◆ JOB ◆
Filter the data for lines with the word "JSON", then copy every line so identified.

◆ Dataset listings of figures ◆
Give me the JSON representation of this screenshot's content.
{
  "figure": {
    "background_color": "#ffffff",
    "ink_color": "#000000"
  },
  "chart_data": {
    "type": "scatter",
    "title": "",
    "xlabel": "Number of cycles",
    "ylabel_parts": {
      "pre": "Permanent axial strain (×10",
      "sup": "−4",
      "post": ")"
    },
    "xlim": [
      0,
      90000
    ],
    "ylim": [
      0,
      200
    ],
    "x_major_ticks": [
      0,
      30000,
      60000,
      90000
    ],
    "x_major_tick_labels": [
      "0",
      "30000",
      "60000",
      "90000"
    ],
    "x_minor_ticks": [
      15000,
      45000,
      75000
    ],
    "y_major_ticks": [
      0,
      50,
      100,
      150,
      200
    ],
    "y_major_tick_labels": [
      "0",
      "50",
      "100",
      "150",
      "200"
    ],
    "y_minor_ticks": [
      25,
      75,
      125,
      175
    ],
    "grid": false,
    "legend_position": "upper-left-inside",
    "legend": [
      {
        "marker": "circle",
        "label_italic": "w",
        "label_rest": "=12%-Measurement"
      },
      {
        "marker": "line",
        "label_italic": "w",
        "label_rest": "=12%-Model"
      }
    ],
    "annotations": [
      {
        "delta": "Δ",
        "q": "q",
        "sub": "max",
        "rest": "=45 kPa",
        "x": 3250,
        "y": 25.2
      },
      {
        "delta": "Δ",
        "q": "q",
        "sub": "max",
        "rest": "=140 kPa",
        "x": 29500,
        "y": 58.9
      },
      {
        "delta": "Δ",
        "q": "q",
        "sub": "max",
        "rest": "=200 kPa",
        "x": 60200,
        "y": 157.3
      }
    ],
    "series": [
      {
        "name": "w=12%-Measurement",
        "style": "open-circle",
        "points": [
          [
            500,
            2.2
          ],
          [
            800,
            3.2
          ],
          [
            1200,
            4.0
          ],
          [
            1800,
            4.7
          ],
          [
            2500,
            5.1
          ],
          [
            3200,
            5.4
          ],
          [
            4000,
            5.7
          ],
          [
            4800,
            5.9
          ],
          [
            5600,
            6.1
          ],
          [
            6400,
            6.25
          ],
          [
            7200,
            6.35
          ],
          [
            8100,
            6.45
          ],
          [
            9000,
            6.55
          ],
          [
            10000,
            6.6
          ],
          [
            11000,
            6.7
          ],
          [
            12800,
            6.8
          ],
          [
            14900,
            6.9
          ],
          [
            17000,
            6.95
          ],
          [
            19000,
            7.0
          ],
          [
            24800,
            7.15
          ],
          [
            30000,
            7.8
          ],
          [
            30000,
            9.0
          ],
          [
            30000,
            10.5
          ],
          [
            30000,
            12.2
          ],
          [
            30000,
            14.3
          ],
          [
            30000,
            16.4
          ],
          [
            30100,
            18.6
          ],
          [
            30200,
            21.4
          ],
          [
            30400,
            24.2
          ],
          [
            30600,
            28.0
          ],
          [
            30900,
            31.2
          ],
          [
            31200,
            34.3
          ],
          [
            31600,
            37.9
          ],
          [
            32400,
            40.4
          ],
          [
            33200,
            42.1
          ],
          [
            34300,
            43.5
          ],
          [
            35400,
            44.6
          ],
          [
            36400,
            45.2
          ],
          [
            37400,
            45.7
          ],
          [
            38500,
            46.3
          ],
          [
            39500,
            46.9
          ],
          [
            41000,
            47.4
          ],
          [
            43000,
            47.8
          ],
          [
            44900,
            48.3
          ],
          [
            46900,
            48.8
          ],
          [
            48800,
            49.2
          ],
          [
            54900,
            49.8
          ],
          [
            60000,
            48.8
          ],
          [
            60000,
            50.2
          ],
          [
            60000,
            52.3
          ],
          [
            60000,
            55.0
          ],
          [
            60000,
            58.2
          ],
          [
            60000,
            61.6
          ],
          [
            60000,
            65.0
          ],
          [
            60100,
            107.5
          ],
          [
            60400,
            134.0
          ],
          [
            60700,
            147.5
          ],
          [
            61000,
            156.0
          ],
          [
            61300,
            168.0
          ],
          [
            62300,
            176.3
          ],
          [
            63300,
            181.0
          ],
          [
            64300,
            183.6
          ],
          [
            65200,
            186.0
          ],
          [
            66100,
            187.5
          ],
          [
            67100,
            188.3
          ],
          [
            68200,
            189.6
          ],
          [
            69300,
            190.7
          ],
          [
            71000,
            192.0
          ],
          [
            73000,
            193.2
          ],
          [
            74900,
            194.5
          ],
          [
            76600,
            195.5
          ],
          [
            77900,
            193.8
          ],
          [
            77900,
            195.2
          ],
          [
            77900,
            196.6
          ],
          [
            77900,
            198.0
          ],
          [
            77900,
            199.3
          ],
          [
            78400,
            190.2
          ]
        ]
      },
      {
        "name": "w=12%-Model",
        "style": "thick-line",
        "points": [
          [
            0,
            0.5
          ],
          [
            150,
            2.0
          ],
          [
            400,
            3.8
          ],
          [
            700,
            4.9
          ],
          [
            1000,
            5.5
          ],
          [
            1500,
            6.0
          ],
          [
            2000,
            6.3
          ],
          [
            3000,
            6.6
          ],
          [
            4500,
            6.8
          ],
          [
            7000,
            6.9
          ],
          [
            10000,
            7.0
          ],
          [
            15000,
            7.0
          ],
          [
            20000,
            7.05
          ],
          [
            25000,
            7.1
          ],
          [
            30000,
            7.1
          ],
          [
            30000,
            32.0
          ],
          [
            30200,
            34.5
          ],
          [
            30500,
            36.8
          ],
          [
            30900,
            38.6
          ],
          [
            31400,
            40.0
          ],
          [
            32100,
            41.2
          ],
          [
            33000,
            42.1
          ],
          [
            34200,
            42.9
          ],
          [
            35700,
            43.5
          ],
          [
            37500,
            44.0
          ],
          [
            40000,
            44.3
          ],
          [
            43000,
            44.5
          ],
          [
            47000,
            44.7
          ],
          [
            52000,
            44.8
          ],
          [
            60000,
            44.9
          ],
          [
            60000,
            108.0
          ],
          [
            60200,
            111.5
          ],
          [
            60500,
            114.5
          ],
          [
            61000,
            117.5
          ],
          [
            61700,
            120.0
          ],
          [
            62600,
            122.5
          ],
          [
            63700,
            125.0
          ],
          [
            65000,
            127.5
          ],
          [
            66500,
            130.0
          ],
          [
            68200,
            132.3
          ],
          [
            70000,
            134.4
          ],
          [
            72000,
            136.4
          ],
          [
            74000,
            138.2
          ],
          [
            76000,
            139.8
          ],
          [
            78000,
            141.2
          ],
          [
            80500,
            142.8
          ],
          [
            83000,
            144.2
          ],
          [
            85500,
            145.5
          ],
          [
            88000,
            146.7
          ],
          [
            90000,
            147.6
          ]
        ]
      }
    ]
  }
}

==

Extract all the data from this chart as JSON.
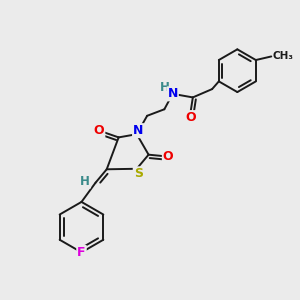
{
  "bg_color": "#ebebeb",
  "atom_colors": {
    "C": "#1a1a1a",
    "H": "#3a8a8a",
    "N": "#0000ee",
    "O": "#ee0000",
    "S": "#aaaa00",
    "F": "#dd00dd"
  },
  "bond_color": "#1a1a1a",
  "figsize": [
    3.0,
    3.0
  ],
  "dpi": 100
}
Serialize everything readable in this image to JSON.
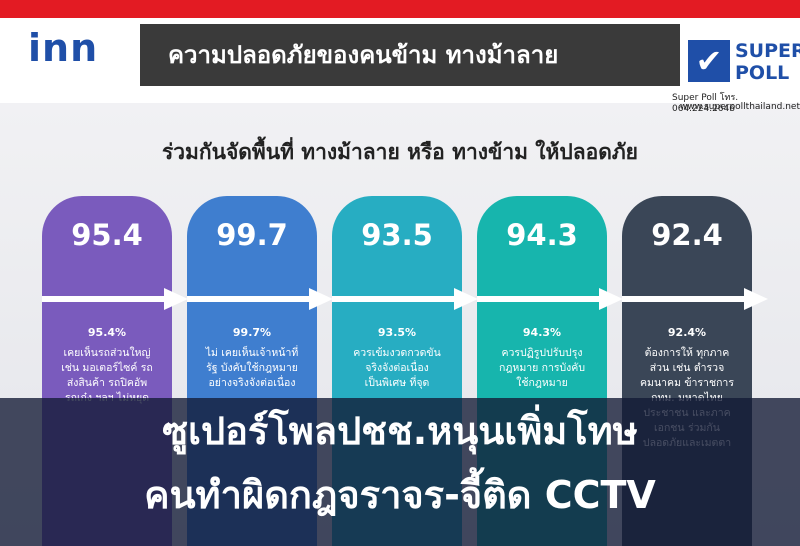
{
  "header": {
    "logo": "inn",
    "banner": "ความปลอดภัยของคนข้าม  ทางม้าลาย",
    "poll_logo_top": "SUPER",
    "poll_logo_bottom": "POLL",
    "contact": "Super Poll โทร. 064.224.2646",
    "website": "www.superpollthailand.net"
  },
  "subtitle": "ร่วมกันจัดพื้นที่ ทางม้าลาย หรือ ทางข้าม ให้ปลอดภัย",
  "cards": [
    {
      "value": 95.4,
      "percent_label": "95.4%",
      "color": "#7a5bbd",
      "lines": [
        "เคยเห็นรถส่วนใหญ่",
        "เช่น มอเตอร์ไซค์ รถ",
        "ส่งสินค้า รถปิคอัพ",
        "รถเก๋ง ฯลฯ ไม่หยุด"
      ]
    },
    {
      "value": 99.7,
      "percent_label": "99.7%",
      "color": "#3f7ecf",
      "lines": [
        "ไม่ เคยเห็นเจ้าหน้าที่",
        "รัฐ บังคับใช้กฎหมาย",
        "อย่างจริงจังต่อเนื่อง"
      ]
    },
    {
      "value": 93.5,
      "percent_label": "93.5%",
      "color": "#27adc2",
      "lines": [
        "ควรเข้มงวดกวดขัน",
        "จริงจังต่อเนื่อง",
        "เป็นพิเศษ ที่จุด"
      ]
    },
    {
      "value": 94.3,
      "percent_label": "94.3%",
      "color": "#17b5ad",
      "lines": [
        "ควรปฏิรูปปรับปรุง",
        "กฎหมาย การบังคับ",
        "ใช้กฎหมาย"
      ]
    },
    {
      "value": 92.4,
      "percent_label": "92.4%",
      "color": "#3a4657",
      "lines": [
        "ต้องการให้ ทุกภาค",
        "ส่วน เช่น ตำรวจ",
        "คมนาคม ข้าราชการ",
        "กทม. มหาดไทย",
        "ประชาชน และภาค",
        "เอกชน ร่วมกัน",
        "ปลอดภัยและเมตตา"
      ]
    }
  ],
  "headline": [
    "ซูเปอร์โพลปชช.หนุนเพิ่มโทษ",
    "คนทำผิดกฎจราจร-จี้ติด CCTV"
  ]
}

◆ RESPONSE BELOW ◆
Give me the JSON representation of this screenshot's content.
Extract all the data from this chart as JSON.
Serialize everything readable in this image to JSON.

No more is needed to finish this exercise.